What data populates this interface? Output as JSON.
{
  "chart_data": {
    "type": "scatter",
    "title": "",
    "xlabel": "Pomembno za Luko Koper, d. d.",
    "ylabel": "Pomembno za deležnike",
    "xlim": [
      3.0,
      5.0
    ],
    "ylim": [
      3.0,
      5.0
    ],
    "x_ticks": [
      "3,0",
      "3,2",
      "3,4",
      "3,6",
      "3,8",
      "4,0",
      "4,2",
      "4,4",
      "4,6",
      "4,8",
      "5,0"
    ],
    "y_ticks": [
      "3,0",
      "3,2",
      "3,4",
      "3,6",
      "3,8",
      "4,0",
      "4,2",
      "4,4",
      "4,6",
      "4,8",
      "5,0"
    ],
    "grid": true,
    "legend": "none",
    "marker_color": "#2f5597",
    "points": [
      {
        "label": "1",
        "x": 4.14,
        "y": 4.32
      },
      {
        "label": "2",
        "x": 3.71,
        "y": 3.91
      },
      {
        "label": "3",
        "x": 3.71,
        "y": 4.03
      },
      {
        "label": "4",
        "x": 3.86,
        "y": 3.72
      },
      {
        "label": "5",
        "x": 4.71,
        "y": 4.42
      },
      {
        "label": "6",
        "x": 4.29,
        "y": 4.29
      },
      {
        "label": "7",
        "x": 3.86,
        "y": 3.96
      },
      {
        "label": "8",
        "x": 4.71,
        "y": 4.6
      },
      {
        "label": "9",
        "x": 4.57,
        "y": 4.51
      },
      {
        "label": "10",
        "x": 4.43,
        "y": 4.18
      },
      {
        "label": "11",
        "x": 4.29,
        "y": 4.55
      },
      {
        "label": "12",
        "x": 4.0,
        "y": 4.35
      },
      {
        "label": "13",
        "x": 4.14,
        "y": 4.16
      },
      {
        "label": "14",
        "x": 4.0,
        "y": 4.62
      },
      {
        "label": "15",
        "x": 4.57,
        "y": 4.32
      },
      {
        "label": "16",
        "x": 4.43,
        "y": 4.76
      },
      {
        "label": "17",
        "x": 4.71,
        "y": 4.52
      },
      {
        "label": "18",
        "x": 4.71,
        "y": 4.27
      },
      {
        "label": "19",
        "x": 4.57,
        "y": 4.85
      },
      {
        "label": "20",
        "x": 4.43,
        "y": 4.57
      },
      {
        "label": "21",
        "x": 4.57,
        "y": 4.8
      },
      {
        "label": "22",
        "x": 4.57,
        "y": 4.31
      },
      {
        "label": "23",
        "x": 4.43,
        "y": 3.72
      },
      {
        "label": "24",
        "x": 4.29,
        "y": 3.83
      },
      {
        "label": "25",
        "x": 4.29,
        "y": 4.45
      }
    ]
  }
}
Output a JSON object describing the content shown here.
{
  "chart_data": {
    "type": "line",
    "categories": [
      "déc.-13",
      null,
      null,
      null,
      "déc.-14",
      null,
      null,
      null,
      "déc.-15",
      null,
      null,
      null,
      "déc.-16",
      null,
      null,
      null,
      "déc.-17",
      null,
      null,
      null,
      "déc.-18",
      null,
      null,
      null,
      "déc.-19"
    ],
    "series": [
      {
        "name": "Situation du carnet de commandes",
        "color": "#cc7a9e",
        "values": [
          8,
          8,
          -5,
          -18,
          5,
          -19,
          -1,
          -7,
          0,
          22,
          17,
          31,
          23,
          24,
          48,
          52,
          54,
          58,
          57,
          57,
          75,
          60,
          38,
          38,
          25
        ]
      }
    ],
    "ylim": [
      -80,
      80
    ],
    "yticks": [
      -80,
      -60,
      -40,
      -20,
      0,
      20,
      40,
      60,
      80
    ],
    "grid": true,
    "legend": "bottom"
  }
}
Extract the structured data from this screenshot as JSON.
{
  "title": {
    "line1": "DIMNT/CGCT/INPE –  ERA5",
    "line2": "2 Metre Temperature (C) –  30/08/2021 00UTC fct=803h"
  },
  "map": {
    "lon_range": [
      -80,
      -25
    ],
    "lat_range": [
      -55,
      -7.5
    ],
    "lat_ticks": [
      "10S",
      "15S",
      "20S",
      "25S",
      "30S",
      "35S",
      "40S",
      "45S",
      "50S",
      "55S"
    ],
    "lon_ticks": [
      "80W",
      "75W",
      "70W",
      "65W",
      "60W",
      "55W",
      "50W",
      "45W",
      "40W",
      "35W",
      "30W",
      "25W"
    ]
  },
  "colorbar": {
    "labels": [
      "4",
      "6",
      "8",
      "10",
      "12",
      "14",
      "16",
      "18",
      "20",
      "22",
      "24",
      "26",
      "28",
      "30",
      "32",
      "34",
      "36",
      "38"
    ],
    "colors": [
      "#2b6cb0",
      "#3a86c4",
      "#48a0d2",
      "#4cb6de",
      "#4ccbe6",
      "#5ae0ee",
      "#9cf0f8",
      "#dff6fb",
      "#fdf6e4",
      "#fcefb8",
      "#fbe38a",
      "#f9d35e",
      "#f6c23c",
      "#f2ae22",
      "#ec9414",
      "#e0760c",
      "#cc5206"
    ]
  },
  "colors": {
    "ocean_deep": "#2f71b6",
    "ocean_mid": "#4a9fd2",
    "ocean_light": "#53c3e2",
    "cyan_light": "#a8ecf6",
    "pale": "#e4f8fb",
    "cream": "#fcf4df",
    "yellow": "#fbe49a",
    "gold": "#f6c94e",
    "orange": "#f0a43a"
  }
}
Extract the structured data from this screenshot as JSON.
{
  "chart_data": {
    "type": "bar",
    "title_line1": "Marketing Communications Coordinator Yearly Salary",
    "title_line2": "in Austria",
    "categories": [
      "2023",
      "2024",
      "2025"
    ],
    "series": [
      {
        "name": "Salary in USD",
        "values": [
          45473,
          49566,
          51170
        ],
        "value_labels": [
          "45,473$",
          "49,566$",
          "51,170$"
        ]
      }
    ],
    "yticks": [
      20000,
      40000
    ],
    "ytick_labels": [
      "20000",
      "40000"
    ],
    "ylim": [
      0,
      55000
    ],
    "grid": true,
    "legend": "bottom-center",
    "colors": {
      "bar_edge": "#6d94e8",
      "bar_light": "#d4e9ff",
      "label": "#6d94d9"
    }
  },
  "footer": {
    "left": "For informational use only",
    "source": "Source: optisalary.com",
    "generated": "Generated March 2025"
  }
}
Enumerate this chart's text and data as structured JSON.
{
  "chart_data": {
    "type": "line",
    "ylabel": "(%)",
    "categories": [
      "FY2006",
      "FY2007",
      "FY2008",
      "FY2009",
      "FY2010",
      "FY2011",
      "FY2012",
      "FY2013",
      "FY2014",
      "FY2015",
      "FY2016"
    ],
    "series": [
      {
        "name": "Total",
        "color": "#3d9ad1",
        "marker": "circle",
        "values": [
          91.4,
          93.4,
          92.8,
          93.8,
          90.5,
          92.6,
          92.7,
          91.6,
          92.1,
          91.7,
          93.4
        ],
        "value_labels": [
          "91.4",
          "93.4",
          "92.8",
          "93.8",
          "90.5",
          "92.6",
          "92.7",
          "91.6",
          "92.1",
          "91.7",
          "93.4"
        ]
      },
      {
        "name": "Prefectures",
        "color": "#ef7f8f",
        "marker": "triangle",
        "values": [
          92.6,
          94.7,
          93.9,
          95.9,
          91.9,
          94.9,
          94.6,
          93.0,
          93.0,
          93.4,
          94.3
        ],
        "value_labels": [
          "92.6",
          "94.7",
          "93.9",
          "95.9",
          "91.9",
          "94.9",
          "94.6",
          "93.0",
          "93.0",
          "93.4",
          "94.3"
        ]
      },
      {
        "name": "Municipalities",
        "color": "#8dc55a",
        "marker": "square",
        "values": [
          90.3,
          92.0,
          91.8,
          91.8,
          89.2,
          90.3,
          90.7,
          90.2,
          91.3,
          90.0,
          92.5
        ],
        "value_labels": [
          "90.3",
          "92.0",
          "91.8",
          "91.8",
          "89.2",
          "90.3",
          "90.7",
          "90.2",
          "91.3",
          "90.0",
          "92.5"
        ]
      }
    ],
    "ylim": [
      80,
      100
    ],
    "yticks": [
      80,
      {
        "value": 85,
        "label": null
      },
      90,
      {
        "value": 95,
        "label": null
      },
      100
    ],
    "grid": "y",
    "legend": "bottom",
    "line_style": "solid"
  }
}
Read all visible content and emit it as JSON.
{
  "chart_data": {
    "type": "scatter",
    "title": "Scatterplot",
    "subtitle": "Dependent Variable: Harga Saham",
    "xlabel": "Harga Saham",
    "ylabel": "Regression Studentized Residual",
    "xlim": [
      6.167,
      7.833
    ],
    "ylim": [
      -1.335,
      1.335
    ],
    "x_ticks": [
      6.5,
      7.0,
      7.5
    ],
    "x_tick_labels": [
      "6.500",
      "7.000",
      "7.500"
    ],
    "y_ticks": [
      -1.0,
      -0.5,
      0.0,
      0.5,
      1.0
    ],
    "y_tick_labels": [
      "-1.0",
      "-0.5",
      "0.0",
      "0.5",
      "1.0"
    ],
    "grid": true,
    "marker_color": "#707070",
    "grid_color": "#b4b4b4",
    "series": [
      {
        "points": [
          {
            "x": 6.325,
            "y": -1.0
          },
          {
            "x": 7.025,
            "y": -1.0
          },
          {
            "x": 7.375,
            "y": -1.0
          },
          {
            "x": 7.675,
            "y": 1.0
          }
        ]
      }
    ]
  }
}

What you need to do. Write out every line of the listing that holds the word "xlabel".

Result of this task.
    "xlabel": "Pomembno za Luko Koper, d. d.",
    "xlabel": "Harga Saham",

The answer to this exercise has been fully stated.